_Exercise_
Determine the count of lines holding the string "申请人提交的文件". Return only the number.

_Stored records_
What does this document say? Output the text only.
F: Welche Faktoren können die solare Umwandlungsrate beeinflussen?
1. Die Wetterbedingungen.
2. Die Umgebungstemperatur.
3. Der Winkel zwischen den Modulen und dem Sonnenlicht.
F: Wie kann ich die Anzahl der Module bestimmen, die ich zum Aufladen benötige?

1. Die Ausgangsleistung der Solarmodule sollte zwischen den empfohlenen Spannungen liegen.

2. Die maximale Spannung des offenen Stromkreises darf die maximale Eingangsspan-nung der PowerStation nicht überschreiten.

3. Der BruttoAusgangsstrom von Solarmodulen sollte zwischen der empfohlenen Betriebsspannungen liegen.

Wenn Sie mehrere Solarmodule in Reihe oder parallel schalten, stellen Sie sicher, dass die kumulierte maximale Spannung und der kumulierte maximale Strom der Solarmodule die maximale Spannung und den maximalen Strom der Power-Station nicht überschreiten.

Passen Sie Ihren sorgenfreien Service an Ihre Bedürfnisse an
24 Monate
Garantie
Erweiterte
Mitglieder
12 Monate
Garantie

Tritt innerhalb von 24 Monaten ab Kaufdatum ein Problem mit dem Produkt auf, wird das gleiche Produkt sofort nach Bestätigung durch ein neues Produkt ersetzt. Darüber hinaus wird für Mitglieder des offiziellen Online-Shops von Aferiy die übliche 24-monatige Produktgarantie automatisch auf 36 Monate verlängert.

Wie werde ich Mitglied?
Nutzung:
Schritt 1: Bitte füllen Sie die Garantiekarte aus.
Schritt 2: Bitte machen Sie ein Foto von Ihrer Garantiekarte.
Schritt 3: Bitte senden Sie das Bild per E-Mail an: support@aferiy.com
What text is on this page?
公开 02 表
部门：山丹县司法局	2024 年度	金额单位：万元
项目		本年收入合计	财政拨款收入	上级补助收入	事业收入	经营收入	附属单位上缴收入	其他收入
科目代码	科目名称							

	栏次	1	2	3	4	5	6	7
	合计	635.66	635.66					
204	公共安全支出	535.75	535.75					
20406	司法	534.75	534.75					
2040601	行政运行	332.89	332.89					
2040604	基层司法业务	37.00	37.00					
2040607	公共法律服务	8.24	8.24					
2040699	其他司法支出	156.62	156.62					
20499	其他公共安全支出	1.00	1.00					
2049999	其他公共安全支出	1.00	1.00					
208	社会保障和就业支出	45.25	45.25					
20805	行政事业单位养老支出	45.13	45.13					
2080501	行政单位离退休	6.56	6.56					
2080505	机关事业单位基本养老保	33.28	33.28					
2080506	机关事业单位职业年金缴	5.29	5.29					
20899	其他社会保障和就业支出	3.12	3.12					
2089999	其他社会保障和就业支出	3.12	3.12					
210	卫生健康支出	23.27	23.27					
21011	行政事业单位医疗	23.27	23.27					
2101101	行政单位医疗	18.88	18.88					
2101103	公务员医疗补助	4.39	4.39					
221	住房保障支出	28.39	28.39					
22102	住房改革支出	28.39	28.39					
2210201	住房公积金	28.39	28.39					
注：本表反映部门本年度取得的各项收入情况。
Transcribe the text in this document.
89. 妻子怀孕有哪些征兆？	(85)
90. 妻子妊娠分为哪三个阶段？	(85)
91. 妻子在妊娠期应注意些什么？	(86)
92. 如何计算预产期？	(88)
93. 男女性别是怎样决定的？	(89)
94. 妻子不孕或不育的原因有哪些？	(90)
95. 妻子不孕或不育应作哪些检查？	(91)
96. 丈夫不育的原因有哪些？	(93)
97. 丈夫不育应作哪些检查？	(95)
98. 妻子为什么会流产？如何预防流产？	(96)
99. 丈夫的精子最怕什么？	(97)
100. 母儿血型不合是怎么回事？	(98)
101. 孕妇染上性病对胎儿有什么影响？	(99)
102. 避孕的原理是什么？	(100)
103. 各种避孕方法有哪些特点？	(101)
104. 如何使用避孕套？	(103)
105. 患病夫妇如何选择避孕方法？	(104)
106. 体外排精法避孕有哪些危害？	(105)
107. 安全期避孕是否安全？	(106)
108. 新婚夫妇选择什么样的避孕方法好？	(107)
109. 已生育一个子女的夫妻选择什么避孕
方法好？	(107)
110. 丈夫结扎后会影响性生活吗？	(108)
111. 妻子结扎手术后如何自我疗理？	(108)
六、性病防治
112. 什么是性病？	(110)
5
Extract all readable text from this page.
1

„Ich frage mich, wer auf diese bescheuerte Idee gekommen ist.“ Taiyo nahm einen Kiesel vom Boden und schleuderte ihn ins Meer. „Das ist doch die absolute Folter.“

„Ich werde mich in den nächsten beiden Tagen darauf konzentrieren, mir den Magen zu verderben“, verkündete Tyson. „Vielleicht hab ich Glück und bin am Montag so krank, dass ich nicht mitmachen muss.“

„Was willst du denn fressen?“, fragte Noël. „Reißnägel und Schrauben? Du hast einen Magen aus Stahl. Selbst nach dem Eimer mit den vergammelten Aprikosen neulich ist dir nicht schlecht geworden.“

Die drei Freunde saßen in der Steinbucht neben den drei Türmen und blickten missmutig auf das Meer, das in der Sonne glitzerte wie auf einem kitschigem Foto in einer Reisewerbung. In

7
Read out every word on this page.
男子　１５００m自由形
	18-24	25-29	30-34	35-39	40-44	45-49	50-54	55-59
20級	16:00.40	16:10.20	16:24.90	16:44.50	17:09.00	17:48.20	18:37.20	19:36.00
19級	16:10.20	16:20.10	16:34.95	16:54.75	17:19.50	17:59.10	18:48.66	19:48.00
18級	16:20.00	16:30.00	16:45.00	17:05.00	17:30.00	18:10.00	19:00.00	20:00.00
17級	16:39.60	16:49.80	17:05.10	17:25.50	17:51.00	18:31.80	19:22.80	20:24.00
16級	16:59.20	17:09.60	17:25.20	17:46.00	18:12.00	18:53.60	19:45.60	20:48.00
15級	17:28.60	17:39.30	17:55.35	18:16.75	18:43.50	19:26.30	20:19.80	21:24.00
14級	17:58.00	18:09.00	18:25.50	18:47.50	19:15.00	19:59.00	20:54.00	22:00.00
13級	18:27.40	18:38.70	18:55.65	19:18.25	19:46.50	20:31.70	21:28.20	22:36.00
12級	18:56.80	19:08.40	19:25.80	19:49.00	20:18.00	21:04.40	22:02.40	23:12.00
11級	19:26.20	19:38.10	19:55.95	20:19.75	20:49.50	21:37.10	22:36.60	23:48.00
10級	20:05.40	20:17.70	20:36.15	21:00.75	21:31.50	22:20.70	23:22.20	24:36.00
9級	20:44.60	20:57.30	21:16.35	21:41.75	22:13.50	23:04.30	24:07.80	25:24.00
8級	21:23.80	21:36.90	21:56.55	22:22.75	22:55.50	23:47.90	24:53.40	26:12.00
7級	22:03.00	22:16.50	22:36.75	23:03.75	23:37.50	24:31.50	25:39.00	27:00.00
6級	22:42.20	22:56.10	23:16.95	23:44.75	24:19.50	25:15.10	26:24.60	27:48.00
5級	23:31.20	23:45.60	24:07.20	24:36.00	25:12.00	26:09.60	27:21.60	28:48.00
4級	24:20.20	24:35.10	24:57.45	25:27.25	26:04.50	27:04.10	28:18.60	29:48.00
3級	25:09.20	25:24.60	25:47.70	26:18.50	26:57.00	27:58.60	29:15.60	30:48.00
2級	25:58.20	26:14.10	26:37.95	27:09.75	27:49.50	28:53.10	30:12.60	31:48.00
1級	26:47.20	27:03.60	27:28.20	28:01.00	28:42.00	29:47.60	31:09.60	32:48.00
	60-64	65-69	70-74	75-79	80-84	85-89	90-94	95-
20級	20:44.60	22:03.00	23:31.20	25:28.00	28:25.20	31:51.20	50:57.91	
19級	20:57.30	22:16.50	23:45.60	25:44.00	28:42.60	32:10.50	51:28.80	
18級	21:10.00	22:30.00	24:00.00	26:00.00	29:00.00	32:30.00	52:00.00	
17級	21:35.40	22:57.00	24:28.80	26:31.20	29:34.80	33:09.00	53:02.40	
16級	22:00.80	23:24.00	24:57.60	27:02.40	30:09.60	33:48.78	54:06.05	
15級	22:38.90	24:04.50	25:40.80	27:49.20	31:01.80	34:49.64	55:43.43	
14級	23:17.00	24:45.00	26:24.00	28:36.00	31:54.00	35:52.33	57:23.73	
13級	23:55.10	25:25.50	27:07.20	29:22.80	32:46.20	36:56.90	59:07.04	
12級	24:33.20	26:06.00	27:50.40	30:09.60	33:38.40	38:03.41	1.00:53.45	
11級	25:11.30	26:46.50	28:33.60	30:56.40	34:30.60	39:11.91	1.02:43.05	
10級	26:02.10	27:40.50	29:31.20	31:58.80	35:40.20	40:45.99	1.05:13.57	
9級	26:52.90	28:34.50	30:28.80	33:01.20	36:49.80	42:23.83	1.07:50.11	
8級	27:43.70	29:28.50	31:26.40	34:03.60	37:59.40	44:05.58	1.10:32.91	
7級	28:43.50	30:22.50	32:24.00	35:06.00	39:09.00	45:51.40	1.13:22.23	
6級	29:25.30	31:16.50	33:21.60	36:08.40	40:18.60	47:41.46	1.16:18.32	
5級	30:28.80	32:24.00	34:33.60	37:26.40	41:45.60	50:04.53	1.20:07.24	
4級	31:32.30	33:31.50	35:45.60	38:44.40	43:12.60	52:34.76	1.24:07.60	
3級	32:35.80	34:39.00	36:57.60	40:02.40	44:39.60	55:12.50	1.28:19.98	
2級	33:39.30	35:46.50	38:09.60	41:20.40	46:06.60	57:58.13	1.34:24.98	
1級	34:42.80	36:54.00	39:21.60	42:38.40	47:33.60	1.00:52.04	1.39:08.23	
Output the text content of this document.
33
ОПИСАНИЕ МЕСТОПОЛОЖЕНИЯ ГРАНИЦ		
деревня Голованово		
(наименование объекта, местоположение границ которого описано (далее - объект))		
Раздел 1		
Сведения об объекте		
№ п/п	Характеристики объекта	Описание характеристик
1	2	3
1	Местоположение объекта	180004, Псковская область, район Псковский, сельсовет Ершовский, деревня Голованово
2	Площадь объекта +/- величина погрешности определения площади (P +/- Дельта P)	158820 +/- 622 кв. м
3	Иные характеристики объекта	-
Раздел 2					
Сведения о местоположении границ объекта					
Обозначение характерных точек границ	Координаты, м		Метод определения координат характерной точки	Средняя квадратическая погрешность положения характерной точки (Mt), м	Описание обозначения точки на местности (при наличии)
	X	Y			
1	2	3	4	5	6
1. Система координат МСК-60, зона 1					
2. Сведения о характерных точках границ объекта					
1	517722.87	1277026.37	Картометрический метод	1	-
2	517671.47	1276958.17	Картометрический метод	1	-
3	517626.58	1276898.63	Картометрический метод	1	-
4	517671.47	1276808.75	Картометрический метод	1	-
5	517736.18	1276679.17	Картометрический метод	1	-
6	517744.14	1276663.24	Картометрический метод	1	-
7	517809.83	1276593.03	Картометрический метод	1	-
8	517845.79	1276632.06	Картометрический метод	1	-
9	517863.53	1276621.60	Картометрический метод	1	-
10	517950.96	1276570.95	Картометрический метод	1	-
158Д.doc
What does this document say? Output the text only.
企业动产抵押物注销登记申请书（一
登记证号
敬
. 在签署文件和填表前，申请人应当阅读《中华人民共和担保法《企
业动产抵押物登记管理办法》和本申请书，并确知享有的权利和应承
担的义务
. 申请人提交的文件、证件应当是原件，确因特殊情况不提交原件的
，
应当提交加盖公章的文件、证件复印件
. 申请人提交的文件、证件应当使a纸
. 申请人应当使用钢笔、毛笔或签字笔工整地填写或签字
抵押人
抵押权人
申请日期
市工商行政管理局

_Solution below_
2